Saved entries
──────

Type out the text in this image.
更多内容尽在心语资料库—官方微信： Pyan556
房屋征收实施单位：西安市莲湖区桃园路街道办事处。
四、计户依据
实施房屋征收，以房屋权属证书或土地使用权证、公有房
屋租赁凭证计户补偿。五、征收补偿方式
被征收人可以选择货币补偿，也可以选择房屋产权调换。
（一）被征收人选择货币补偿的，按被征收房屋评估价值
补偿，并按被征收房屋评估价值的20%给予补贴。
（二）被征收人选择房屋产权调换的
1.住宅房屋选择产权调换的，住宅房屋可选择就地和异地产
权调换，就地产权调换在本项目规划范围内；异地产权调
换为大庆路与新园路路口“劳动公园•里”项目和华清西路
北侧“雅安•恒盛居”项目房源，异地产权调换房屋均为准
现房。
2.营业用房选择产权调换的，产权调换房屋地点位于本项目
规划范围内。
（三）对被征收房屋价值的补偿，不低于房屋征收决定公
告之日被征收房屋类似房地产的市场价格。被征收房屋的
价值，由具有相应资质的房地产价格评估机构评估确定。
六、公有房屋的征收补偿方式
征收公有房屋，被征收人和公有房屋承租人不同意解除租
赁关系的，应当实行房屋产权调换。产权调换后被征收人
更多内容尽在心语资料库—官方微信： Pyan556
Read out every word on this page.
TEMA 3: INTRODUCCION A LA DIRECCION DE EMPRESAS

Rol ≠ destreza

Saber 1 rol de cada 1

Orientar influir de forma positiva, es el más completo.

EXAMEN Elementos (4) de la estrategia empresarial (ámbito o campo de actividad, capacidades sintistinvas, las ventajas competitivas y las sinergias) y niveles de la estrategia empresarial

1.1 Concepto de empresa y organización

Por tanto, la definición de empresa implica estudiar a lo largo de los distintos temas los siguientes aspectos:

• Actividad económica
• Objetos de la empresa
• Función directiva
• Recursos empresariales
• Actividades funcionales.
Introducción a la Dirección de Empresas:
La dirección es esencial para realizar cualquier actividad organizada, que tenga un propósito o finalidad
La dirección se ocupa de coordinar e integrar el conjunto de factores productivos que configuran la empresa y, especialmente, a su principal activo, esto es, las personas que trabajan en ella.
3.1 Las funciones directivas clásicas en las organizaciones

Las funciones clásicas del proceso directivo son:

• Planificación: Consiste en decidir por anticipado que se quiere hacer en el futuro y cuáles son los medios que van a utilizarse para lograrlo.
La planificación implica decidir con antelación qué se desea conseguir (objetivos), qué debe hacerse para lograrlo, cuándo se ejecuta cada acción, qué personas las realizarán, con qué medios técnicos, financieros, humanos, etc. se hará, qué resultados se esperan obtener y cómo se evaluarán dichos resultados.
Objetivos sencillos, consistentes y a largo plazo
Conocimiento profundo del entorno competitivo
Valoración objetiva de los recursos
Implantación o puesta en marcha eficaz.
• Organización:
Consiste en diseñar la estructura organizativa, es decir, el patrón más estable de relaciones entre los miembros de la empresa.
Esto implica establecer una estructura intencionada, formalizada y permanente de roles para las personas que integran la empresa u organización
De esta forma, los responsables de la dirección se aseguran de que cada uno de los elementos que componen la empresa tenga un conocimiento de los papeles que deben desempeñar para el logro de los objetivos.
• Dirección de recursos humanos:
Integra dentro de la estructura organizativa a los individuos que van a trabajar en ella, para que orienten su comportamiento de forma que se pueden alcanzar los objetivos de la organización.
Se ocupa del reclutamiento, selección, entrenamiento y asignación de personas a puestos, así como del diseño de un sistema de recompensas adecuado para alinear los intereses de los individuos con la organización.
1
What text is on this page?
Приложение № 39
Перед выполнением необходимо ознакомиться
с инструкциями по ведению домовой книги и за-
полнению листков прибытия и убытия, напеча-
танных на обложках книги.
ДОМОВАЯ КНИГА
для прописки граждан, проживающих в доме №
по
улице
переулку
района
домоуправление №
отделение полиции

──────

Required work:
Provide an exact reproduction of all the entries shown above.

Solution below:
Type out the text in this image.
更多内容尽在心语资料库—官方微信： Pyan556
房屋征收实施单位：西安市莲湖区桃园路街道办事处。
四、计户依据
实施房屋征收，以房屋权属证书或土地使用权证、公有房
屋租赁凭证计户补偿。五、征收补偿方式
被征收人可以选择货币补偿，也可以选择房屋产权调换。
（一）被征收人选择货币补偿的，按被征收房屋评估价值
补偿，并按被征收房屋评估价值的20%给予补贴。
（二）被征收人选择房屋产权调换的
1.住宅房屋选择产权调换的，住宅房屋可选择就地和异地产
权调换，就地产权调换在本项目规划范围内；异地产权调
换为大庆路与新园路路口“劳动公园•里”项目和华清西路
北侧“雅安•恒盛居”项目房源，异地产权调换房屋均为准
现房。
2.营业用房选择产权调换的，产权调换房屋地点位于本项目
规划范围内。
（三）对被征收房屋价值的补偿，不低于房屋征收决定公
告之日被征收房屋类似房地产的市场价格。被征收房屋的
价值，由具有相应资质的房地产价格评估机构评估确定。
六、公有房屋的征收补偿方式
征收公有房屋，被征收人和公有房屋承租人不同意解除租
赁关系的，应当实行房屋产权调换。产权调换后被征收人
更多内容尽在心语资料库—官方微信： Pyan556
Read out every word on this page.
TEMA 3: INTRODUCCION A LA DIRECCION DE EMPRESAS

Rol ≠ destreza

Saber 1 rol de cada 1

Orientar influir de forma positiva, es el más completo.

EXAMEN Elementos (4) de la estrategia empresarial (ámbito o campo de actividad, capacidades sintistinvas, las ventajas competitivas y las sinergias) y niveles de la estrategia empresarial

1.1 Concepto de empresa y organización

Por tanto, la definición de empresa implica estudiar a lo largo de los distintos temas los siguientes aspectos:

• Actividad económica
• Objetos de la empresa
• Función directiva
• Recursos empresariales
• Actividades funcionales.
Introducción a la Dirección de Empresas:
La dirección es esencial para realizar cualquier actividad organizada, que tenga un propósito o finalidad
La dirección se ocupa de coordinar e integrar el conjunto de factores productivos que configuran la empresa y, especialmente, a su principal activo, esto es, las personas que trabajan en ella.
3.1 Las funciones directivas clásicas en las organizaciones

Las funciones clásicas del proceso directivo son:

• Planificación: Consiste en decidir por anticipado que se quiere hacer en el futuro y cuáles son los medios que van a utilizarse para lograrlo.
La planificación implica decidir con antelación qué se desea conseguir (objetivos), qué debe hacerse para lograrlo, cuándo se ejecuta cada acción, qué personas las realizarán, con qué medios técnicos, financieros, humanos, etc. se hará, qué resultados se esperan obtener y cómo se evaluarán dichos resultados.
Objetivos sencillos, consistentes y a largo plazo
Conocimiento profundo del entorno competitivo
Valoración objetiva de los recursos
Implantación o puesta en marcha eficaz.
• Organización:
Consiste en diseñar la estructura organizativa, es decir, el patrón más estable de relaciones entre los miembros de la empresa.
Esto implica establecer una estructura intencionada, formalizada y permanente de roles para las personas que integran la empresa u organización
De esta forma, los responsables de la dirección se aseguran de que cada uno de los elementos que componen la empresa tenga un conocimiento de los papeles que deben desempeñar para el logro de los objetivos.
• Dirección de recursos humanos:
Integra dentro de la estructura organizativa a los individuos que van a trabajar en ella, para que orienten su comportamiento de forma que se pueden alcanzar los objetivos de la organización.
Se ocupa del reclutamiento, selección, entrenamiento y asignación de personas a puestos, así como del diseño de un sistema de recompensas adecuado para alinear los intereses de los individuos con la organización.
1
What text is on this page?
Приложение № 39
Перед выполнением необходимо ознакомиться
с инструкциями по ведению домовой книги и за-
полнению листков прибытия и убытия, напеча-
танных на обложках книги.
ДОМОВАЯ КНИГА
для прописки граждан, проживающих в доме №
по
улице
переулку
района
домоуправление №
отделение полиции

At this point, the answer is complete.